- **Problem**
Repeat the entire listing exactly as written.

- **Supplied records**
#####

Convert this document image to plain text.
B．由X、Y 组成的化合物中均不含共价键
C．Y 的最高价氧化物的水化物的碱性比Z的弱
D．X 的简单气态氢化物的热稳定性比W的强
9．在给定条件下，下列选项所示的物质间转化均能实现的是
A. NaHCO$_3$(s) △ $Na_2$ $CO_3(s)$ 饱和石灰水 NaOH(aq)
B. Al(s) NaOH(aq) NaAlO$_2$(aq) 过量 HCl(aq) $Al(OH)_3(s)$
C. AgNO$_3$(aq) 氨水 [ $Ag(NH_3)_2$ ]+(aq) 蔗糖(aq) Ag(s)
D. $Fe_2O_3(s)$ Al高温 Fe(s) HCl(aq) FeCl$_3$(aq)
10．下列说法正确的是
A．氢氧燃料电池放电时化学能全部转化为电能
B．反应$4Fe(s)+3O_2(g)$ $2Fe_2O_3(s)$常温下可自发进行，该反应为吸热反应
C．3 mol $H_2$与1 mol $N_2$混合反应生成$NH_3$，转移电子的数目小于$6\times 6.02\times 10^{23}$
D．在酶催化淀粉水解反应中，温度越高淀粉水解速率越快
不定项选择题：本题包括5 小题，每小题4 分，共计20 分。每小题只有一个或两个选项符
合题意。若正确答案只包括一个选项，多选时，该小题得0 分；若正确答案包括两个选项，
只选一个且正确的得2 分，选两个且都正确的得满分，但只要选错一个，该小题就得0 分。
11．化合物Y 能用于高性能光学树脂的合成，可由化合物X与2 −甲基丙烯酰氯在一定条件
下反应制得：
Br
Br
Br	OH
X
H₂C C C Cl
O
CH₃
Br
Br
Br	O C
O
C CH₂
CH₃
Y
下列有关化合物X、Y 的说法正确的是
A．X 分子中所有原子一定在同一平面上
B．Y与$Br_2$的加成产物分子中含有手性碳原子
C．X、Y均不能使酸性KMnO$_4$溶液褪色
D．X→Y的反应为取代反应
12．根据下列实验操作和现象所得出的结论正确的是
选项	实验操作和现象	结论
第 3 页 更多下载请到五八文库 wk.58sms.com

#####

- **The response**
Convert this document image to plain text.
B．由X、Y 组成的化合物中均不含共价键
C．Y 的最高价氧化物的水化物的碱性比Z的弱
D．X 的简单气态氢化物的热稳定性比W的强
9．在给定条件下，下列选项所示的物质间转化均能实现的是
A. NaHCO$_3$(s) △ $Na_2$ $CO_3(s)$ 饱和石灰水 NaOH(aq)
B. Al(s) NaOH(aq) NaAlO$_2$(aq) 过量 HCl(aq) $Al(OH)_3(s)$
C. AgNO$_3$(aq) 氨水 [ $Ag(NH_3)_2$ ]+(aq) 蔗糖(aq) Ag(s)
D. $Fe_2O_3(s)$ Al高温 Fe(s) HCl(aq) FeCl$_3$(aq)
10．下列说法正确的是
A．氢氧燃料电池放电时化学能全部转化为电能
B．反应$4Fe(s)+3O_2(g)$ $2Fe_2O_3(s)$常温下可自发进行，该反应为吸热反应
C．3 mol $H_2$与1 mol $N_2$混合反应生成$NH_3$，转移电子的数目小于$6\times 6.02\times 10^{23}$
D．在酶催化淀粉水解反应中，温度越高淀粉水解速率越快
不定项选择题：本题包括5 小题，每小题4 分，共计20 分。每小题只有一个或两个选项符
合题意。若正确答案只包括一个选项，多选时，该小题得0 分；若正确答案包括两个选项，
只选一个且正确的得2 分，选两个且都正确的得满分，但只要选错一个，该小题就得0 分。
11．化合物Y 能用于高性能光学树脂的合成，可由化合物X与2 −甲基丙烯酰氯在一定条件
下反应制得：
Br
Br
Br	OH
X
H₂C C C Cl
O
CH₃
Br
Br
Br	O C
O
C CH₂
CH₃
Y
下列有关化合物X、Y 的说法正确的是
A．X 分子中所有原子一定在同一平面上
B．Y与$Br_2$的加成产物分子中含有手性碳原子
C．X、Y均不能使酸性KMnO$_4$溶液褪色
D．X→Y的反应为取代反应
12．根据下列实验操作和现象所得出的结论正确的是
选项	实验操作和现象	结论
第 3 页 更多下载请到五八文库 wk.58sms.com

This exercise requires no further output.